Available records

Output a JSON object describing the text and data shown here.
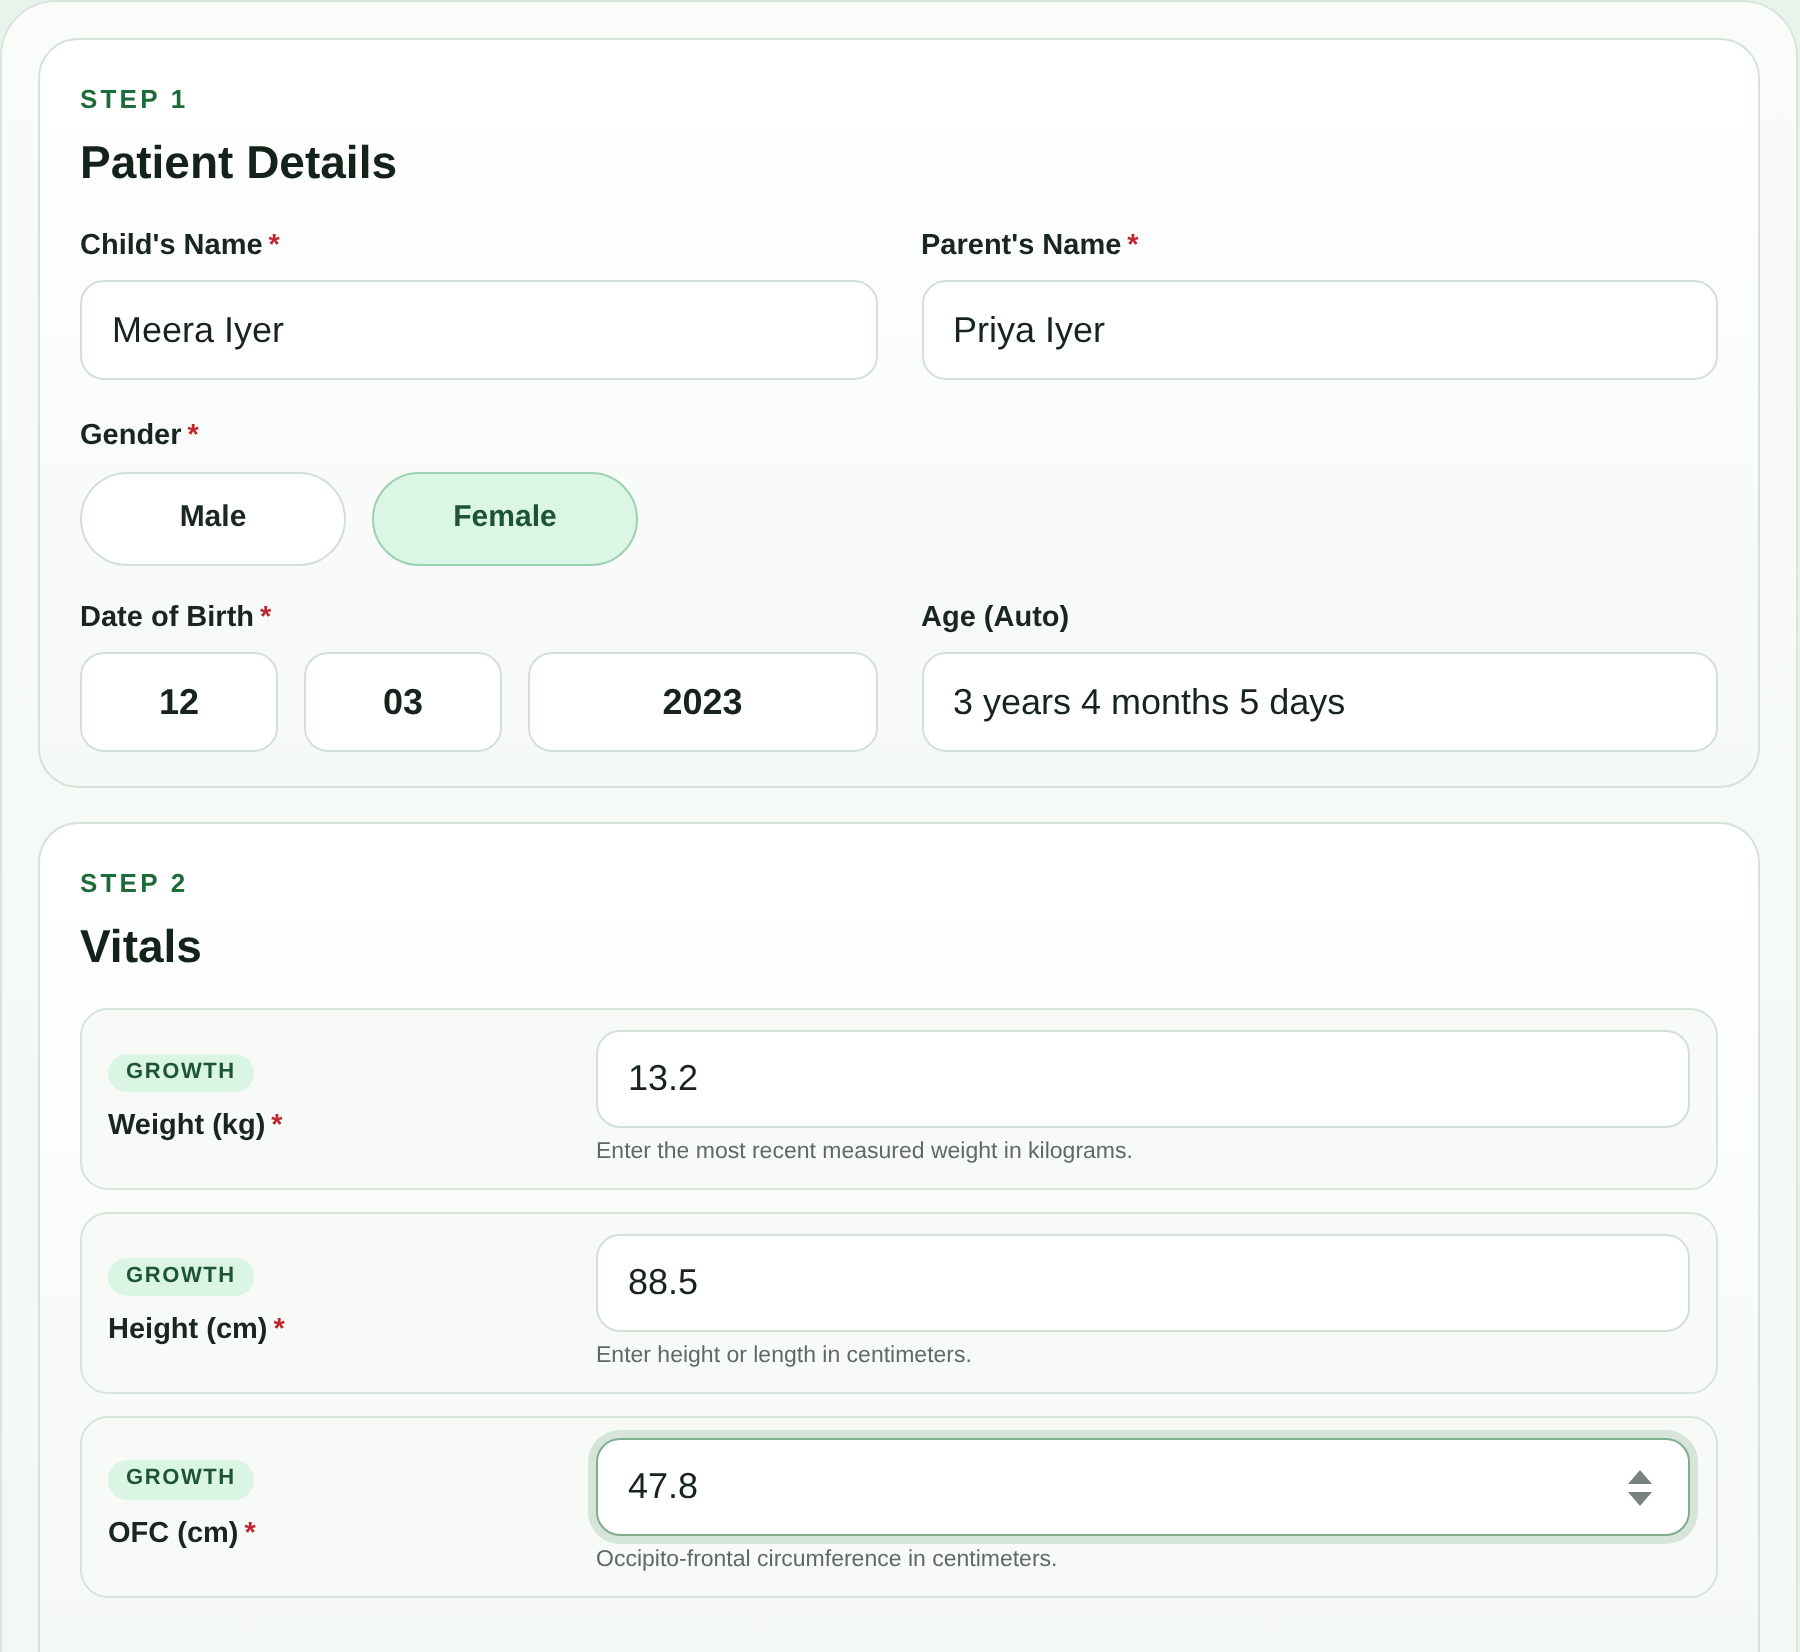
{
  "patient_details": {
    "step_label": "STEP 1",
    "title": "Patient Details",
    "childs_name": {
      "label": "Child's Name",
      "required_mark": "*",
      "value": "Meera Iyer"
    },
    "parents_name": {
      "label": "Parent's Name",
      "required_mark": "*",
      "value": "Priya Iyer"
    },
    "gender": {
      "label": "Gender",
      "required_mark": "*",
      "options": [
        {
          "label": "Male",
          "selected": false
        },
        {
          "label": "Female",
          "selected": true
        }
      ]
    },
    "date_of_birth": {
      "label": "Date of Birth",
      "required_mark": "*",
      "day": "12",
      "month": "03",
      "year": "2023"
    },
    "age": {
      "label": "Age (Auto)",
      "value": "3 years 4 months 5 days"
    }
  },
  "vitals": {
    "step_label": "STEP 2",
    "title": "Vitals",
    "items": [
      {
        "tag": "GROWTH",
        "label": "Weight (kg)",
        "required_mark": "*",
        "value": "13.2",
        "help": "Enter the most recent measured weight in kilograms.",
        "focused": false
      },
      {
        "tag": "GROWTH",
        "label": "Height (cm)",
        "required_mark": "*",
        "value": "88.5",
        "help": "Enter height or length in centimeters.",
        "focused": false
      },
      {
        "tag": "GROWTH",
        "label": "OFC (cm)",
        "required_mark": "*",
        "value": "47.8",
        "help": "Occipito-frontal circumference in centimeters.",
        "focused": true
      }
    ]
  }
}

Problem description
Output all of the entries verbatim, leaving out any images.

Written response
Output a JSON object describing the text and data shown here.
{
  "patient_details": {
    "step_label": "STEP 1",
    "title": "Patient Details",
    "childs_name": {
      "label": "Child's Name",
      "required_mark": "*",
      "value": "Meera Iyer"
    },
    "parents_name": {
      "label": "Parent's Name",
      "required_mark": "*",
      "value": "Priya Iyer"
    },
    "gender": {
      "label": "Gender",
      "required_mark": "*",
      "options": [
        {
          "label": "Male",
          "selected": false
        },
        {
          "label": "Female",
          "selected": true
        }
      ]
    },
    "date_of_birth": {
      "label": "Date of Birth",
      "required_mark": "*",
      "day": "12",
      "month": "03",
      "year": "2023"
    },
    "age": {
      "label": "Age (Auto)",
      "value": "3 years 4 months 5 days"
    }
  },
  "vitals": {
    "step_label": "STEP 2",
    "title": "Vitals",
    "items": [
      {
        "tag": "GROWTH",
        "label": "Weight (kg)",
        "required_mark": "*",
        "value": "13.2",
        "help": "Enter the most recent measured weight in kilograms.",
        "focused": false
      },
      {
        "tag": "GROWTH",
        "label": "Height (cm)",
        "required_mark": "*",
        "value": "88.5",
        "help": "Enter height or length in centimeters.",
        "focused": false
      },
      {
        "tag": "GROWTH",
        "label": "OFC (cm)",
        "required_mark": "*",
        "value": "47.8",
        "help": "Occipito-frontal circumference in centimeters.",
        "focused": true
      }
    ]
  }
}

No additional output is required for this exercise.